> _Raw data_
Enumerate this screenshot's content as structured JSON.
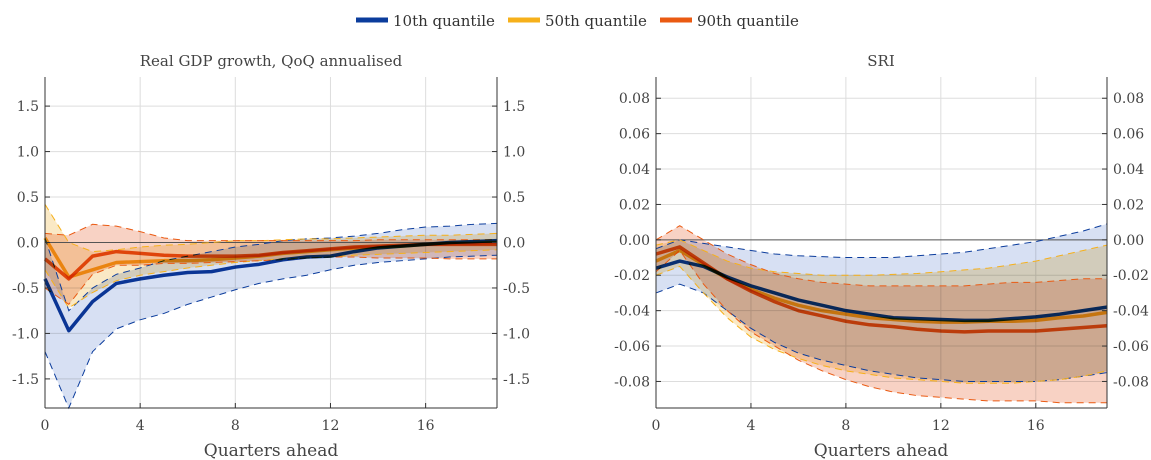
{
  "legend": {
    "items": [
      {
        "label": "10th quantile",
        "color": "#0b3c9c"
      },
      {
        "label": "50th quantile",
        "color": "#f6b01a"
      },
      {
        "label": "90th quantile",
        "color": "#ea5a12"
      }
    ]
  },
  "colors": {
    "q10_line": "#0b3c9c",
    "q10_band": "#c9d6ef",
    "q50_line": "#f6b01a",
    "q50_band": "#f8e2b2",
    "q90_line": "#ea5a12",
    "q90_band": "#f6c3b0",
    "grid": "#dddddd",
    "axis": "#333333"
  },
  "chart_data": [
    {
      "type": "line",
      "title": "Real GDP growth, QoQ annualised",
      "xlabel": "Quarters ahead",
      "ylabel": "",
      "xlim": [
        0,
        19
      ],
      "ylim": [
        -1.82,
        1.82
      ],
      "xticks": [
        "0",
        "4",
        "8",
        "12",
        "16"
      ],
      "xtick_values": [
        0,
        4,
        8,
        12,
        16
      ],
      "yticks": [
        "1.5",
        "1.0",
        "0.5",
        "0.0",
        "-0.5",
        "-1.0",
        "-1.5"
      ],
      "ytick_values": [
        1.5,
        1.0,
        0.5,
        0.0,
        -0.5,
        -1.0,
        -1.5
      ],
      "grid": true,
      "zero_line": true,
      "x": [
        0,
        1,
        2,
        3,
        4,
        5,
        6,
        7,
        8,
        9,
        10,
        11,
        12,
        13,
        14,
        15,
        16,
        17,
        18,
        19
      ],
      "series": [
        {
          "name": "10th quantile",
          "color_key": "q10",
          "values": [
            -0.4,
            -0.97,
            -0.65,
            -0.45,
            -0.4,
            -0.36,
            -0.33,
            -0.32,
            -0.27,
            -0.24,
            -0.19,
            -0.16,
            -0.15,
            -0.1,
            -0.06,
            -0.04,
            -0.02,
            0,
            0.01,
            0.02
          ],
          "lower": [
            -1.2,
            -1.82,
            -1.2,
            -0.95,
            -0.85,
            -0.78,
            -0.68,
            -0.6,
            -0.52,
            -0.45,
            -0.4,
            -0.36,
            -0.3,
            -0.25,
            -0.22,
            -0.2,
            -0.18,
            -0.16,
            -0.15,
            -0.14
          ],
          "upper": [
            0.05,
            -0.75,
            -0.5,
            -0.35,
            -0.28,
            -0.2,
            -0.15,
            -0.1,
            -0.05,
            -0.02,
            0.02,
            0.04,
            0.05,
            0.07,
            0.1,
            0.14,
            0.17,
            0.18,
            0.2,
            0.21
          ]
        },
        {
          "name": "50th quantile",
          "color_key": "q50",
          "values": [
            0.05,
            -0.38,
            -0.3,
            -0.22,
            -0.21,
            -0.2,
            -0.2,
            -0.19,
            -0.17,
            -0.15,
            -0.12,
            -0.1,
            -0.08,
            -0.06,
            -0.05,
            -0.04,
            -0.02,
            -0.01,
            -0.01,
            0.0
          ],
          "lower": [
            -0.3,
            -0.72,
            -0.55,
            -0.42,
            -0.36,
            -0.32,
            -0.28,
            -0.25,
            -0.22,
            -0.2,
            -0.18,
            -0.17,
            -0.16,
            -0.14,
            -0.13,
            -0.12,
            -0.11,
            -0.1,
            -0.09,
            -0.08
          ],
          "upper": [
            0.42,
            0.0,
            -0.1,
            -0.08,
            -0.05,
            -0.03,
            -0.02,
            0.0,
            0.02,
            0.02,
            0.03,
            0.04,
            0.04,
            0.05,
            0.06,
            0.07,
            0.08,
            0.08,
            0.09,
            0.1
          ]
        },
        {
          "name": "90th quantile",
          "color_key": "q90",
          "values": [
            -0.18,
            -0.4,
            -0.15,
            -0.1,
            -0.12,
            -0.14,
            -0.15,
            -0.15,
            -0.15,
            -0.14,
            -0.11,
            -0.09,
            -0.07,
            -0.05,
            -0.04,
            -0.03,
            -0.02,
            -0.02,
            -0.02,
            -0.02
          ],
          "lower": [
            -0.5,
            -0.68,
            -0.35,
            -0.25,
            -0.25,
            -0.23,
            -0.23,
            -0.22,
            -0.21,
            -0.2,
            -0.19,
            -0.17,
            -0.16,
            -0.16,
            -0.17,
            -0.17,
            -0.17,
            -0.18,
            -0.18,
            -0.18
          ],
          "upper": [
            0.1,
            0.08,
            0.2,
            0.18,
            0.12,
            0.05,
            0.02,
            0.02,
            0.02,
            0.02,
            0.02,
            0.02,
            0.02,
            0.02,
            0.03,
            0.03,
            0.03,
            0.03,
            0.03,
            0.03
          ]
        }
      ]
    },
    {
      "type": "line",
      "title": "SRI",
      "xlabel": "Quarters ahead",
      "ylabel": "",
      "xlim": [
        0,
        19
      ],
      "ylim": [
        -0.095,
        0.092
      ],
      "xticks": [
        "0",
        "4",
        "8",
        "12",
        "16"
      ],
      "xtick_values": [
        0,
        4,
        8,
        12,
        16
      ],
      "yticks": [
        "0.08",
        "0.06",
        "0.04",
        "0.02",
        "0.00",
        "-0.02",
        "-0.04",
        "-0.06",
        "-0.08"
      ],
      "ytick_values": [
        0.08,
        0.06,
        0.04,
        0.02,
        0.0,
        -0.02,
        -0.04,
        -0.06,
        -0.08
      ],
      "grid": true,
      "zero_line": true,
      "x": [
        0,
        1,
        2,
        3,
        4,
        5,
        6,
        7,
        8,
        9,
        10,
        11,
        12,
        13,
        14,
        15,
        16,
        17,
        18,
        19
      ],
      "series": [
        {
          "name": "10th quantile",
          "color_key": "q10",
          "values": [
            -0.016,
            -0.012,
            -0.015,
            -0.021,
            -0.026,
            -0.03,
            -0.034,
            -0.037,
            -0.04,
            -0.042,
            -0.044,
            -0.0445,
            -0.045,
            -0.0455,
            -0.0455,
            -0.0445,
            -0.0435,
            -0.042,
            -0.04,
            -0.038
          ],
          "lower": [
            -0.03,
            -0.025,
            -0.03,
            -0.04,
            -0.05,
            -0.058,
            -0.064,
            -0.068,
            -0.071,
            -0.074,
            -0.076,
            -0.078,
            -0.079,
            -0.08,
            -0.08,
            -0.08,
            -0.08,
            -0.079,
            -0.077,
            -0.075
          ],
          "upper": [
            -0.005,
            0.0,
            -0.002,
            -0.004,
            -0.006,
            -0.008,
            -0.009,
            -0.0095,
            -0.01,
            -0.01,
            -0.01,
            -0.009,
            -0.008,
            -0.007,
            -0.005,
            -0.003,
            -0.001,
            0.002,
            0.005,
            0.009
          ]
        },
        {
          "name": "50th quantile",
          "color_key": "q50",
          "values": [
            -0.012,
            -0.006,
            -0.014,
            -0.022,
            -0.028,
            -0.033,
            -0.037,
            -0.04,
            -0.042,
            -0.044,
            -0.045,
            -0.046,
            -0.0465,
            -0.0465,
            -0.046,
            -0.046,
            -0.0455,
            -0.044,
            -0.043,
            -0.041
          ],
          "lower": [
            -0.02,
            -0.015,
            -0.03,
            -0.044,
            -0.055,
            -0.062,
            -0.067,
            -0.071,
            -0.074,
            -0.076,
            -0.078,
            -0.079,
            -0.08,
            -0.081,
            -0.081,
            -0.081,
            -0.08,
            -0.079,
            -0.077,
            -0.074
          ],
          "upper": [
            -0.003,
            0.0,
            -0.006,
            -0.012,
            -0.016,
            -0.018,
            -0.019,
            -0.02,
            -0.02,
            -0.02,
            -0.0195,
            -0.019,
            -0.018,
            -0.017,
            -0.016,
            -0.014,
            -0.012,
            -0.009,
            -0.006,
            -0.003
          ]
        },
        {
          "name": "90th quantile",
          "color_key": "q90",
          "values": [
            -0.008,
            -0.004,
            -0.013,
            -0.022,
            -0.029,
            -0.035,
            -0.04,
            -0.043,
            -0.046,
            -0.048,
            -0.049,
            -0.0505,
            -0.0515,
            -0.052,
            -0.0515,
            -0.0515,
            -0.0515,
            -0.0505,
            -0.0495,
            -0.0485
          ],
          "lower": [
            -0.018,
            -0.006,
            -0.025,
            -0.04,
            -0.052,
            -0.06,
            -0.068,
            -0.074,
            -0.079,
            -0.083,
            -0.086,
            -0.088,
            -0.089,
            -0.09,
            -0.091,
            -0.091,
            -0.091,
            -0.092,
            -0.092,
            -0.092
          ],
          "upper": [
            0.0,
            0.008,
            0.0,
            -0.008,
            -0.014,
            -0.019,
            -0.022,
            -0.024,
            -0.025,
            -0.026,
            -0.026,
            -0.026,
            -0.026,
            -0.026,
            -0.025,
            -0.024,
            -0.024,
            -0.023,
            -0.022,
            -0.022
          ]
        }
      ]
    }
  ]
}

> _Directions for this task_
Set out every line from the material that contains the string "title".

> _In response_
      "title": "Real GDP growth, QoQ annualised",
      "title": "SRI",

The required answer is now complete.